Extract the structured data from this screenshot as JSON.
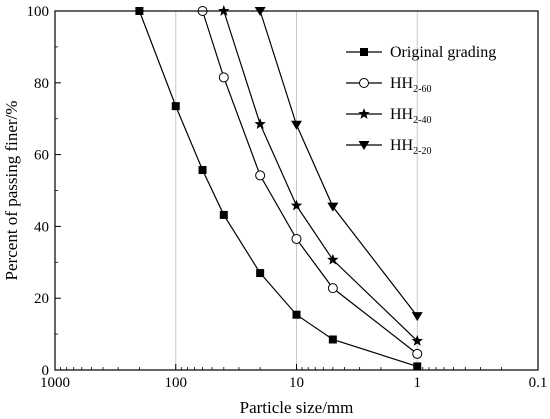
{
  "chart_data": {
    "type": "line",
    "xscale": "log",
    "xreversed": true,
    "xlim": [
      1000,
      0.1
    ],
    "ylim": [
      0,
      100
    ],
    "xticks": [
      1000,
      100,
      10,
      1,
      0.1
    ],
    "xtick_labels": [
      "1000",
      "100",
      "10",
      "1",
      "0.1"
    ],
    "yticks": [
      0,
      20,
      40,
      60,
      80,
      100
    ],
    "ytick_labels": [
      "0",
      "20",
      "40",
      "60",
      "80",
      "100"
    ],
    "xlabel": "Particle size/mm",
    "ylabel": "Percent of passing finer/%",
    "grid": "vertical",
    "legend_position": "top-right",
    "series": [
      {
        "name": "Original grading",
        "marker": "square-filled",
        "x": [
          200,
          100,
          60,
          40,
          20,
          10,
          5,
          1
        ],
        "y": [
          100,
          73.5,
          55.7,
          43.2,
          27,
          15.4,
          8.5,
          1
        ]
      },
      {
        "name": "HH",
        "name_sub": "2-60",
        "marker": "circle-open",
        "x": [
          60,
          40,
          20,
          10,
          5,
          1
        ],
        "y": [
          100,
          81.5,
          54.2,
          36.5,
          22.8,
          4.5
        ]
      },
      {
        "name": "HH",
        "name_sub": "2-40",
        "marker": "star-filled",
        "x": [
          40,
          20,
          10,
          5,
          1
        ],
        "y": [
          100,
          68.5,
          45.8,
          30.7,
          8.1
        ]
      },
      {
        "name": "HH",
        "name_sub": "2-20",
        "marker": "triangle-down-filled",
        "x": [
          20,
          10,
          5,
          1
        ],
        "y": [
          100,
          68.3,
          45.5,
          15
        ]
      }
    ]
  }
}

### [Stated exercise]
Track down every line with the word "filled" and copy it.

### [Correct result]
        "marker": "square-filled",
        "marker": "star-filled",
        "marker": "triangle-down-filled",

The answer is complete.